→ Written problem: Look for the string "still" in every line, and copy each line that has it.

→ Records for the exercise:
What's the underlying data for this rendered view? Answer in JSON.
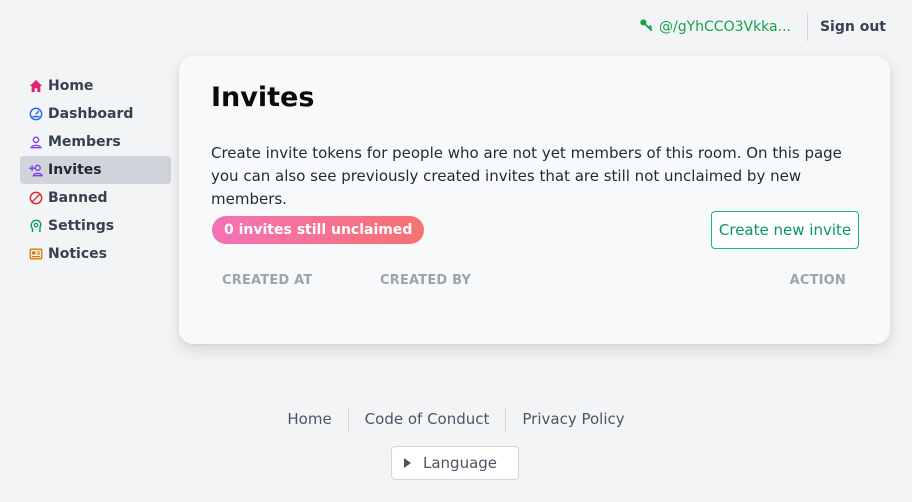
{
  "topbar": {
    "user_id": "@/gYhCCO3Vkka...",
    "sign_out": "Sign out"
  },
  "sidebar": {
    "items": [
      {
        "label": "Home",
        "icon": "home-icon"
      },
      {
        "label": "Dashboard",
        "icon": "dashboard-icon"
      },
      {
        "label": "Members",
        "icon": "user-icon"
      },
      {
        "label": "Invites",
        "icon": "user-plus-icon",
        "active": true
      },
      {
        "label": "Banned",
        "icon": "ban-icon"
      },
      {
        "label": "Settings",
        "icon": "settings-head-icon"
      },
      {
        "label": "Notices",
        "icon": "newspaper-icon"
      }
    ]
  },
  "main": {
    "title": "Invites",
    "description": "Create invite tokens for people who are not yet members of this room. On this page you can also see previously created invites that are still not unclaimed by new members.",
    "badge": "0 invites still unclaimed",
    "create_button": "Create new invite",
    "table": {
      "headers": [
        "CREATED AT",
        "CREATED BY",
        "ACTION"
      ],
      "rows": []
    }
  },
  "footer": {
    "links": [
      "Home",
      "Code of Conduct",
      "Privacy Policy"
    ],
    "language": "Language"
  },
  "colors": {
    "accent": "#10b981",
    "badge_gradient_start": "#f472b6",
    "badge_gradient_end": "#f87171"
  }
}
...
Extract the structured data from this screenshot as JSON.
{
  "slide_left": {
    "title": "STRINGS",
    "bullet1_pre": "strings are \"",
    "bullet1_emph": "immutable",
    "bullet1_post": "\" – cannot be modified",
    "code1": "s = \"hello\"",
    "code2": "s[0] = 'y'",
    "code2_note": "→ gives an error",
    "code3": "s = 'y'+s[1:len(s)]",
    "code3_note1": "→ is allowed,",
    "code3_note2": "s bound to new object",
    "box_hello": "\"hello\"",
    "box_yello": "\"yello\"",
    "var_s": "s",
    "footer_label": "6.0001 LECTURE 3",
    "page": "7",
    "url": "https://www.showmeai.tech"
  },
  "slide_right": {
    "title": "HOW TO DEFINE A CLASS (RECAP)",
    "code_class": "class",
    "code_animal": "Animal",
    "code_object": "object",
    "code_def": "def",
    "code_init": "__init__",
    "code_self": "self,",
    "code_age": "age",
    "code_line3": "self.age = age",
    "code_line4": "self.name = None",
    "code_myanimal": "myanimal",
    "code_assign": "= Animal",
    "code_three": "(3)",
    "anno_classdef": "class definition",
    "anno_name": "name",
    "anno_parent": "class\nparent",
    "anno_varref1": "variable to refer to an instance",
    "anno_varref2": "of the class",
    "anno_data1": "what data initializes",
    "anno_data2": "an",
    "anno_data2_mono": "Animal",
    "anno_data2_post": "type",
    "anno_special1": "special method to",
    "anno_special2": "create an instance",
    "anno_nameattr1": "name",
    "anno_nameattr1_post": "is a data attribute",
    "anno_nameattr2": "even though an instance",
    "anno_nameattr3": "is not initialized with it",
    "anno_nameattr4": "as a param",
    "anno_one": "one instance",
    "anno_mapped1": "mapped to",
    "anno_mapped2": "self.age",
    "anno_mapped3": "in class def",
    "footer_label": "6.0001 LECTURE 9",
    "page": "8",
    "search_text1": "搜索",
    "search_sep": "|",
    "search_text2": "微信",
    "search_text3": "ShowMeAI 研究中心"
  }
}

→ Written solution:
    "description": "Create invite tokens for people who are not yet members of this room. On this page you can also see previously created invites that are still not unclaimed by new members.",
    "badge": "0 invites still unclaimed",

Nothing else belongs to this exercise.